- **Exercise prompt**
Find the word "test" in the records below. List each line containing it.

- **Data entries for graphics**
-.-.-
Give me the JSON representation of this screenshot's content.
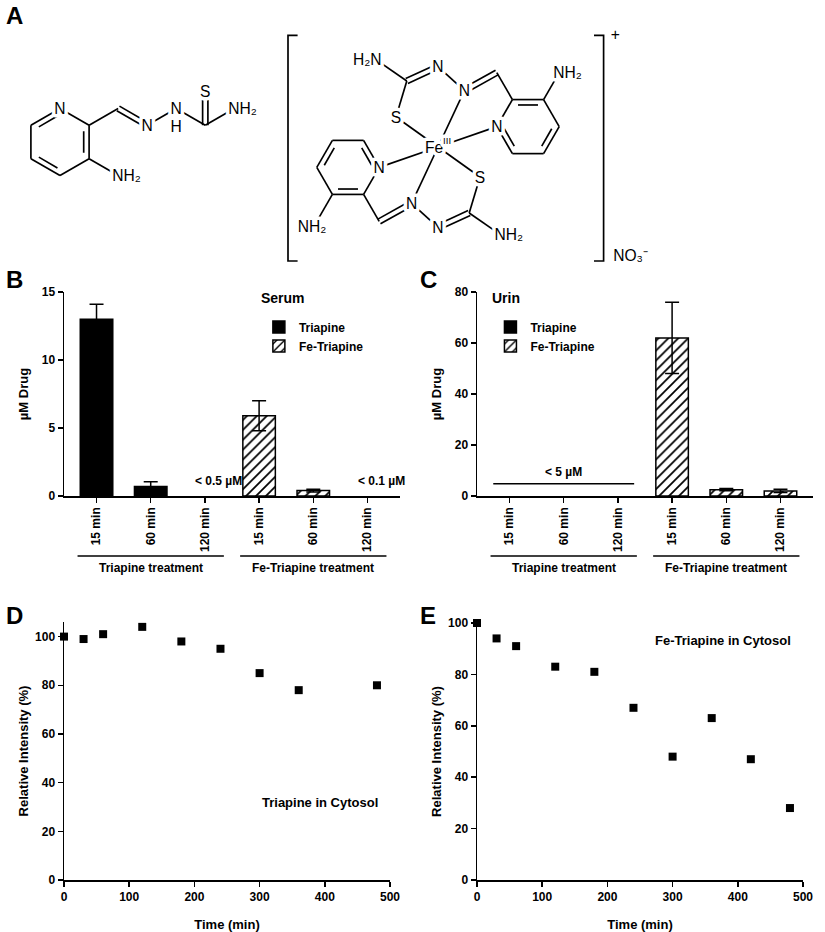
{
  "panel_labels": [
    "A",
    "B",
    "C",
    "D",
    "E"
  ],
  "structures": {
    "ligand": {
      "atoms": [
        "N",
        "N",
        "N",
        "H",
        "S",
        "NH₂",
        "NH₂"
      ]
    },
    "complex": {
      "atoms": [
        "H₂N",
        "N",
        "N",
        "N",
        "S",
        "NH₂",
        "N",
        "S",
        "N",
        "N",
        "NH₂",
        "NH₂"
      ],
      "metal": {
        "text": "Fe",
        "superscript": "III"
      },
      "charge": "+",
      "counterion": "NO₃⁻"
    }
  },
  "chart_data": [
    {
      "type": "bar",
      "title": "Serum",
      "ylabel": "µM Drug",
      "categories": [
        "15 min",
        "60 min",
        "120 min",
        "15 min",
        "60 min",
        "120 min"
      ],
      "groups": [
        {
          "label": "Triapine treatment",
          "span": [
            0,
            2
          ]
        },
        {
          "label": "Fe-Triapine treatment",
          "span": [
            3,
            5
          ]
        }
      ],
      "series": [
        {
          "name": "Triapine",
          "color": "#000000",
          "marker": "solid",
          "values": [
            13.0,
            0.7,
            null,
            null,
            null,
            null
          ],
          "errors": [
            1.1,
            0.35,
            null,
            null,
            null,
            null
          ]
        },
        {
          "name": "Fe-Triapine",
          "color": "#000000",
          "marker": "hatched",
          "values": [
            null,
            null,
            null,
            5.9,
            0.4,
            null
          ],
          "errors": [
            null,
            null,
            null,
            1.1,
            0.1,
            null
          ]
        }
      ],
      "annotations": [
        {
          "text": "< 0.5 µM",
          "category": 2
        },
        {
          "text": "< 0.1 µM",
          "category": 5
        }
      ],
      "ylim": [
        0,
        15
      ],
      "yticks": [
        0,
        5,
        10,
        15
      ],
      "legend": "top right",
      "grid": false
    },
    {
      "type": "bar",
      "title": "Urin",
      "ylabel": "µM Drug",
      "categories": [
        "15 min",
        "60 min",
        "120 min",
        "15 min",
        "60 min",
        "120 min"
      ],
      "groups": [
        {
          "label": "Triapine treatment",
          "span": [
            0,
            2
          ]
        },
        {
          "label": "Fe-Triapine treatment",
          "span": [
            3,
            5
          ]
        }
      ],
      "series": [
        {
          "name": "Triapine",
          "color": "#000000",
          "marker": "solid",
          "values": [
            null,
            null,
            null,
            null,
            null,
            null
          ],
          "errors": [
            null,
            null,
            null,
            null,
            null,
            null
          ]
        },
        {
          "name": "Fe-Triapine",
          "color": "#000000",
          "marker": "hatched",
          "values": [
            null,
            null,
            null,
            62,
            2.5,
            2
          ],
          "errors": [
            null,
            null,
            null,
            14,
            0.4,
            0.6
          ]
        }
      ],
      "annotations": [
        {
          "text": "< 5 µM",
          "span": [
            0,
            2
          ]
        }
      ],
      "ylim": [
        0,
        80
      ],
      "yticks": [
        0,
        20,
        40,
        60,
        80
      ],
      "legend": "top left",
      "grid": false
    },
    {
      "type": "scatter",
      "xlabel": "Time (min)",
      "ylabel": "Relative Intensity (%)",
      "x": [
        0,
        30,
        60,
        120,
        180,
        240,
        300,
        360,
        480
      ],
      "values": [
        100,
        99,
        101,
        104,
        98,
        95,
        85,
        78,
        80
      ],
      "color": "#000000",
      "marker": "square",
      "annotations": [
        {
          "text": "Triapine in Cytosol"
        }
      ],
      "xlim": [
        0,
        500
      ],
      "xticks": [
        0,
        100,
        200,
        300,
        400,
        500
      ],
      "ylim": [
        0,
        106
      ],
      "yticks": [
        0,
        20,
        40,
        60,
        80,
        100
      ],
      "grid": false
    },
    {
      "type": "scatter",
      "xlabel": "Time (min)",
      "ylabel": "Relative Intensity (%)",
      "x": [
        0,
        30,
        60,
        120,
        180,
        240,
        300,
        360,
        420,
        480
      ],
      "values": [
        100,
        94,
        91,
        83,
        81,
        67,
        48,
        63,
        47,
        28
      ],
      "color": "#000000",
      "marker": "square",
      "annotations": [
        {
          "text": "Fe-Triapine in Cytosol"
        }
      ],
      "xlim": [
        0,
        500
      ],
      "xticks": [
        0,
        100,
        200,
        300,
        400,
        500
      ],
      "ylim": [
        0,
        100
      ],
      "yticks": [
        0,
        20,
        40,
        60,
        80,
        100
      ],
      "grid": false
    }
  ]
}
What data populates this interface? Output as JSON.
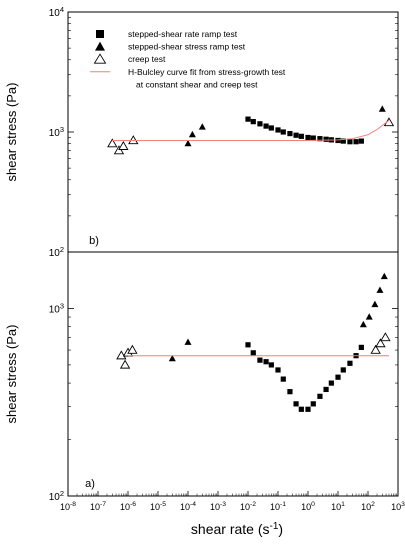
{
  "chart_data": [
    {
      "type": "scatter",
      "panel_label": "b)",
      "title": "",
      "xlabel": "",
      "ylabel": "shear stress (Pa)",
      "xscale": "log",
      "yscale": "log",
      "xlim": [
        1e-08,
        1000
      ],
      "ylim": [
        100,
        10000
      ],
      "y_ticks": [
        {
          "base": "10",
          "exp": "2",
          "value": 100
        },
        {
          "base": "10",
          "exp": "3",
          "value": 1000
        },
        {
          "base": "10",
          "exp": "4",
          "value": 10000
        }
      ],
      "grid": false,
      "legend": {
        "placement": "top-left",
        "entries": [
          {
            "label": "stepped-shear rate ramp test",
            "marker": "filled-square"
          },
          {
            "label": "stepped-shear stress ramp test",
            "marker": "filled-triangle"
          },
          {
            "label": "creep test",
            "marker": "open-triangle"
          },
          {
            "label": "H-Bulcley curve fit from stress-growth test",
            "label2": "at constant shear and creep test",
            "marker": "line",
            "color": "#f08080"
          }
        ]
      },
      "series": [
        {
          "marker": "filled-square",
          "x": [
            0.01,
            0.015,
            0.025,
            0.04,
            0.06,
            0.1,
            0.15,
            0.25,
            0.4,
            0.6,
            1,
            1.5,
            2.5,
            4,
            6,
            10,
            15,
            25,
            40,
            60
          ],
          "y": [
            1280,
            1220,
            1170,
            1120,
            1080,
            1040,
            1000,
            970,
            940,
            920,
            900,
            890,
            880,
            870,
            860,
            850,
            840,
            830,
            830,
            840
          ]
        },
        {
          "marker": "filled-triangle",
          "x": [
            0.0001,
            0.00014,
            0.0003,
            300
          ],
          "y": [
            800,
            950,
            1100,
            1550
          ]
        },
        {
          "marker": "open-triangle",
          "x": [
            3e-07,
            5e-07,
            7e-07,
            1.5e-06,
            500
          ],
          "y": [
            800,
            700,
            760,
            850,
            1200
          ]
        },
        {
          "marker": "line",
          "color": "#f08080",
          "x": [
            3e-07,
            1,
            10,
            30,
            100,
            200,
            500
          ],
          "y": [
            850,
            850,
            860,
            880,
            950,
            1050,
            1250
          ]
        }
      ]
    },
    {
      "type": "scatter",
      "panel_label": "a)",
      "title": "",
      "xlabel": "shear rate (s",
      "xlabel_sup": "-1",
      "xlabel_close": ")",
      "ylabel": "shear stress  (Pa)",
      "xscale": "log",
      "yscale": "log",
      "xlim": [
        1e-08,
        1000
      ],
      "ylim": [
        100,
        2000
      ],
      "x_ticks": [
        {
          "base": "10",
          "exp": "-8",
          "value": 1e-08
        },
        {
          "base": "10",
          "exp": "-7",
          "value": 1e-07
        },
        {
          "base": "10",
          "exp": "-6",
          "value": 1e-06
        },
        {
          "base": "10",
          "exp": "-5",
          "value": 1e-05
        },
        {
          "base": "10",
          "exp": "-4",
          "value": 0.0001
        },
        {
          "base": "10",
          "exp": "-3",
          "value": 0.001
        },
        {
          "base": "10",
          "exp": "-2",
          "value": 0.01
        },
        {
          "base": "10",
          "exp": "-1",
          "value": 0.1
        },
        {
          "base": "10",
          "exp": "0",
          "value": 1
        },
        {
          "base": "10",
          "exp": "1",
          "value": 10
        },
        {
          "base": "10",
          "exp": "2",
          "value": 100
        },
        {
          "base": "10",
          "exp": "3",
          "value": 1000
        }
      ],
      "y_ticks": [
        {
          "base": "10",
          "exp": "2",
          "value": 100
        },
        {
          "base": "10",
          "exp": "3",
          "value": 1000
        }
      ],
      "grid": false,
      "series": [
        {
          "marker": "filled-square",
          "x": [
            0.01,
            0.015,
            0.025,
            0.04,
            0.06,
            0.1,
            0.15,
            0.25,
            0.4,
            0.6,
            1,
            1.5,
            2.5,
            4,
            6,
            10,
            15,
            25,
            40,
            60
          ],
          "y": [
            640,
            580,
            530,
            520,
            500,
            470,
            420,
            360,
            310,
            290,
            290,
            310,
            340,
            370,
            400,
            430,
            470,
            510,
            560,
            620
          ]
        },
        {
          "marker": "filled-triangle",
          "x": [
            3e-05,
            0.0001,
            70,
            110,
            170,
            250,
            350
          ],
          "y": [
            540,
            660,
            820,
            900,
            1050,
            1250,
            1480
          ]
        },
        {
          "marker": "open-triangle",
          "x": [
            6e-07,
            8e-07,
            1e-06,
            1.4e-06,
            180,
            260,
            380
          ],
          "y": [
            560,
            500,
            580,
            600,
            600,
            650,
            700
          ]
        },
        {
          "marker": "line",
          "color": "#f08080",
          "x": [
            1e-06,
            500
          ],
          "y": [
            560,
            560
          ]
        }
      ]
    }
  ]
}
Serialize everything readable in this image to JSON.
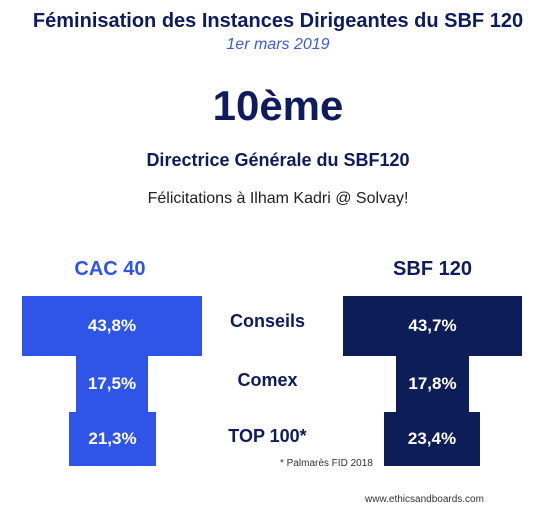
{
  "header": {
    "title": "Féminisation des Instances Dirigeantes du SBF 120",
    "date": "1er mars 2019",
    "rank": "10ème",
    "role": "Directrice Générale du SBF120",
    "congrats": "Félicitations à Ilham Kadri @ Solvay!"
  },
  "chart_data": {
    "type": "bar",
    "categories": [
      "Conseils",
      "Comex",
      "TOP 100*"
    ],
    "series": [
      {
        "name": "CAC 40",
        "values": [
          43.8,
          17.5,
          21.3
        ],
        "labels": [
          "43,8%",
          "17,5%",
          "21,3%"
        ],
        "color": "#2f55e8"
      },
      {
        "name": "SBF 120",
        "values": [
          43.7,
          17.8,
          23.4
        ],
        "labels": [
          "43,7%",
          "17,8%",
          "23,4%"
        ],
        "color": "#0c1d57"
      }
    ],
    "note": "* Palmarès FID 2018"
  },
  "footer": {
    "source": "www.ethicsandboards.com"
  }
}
-.-.-
- **Final answer**
            "label": "stepped-shear rate ramp test",
            "label": "stepped-shear stress ramp test",
            "label": "creep test",
            "label": "H-Bulcley curve fit from stress-growth test",
            "label2": "at constant shear and creep test",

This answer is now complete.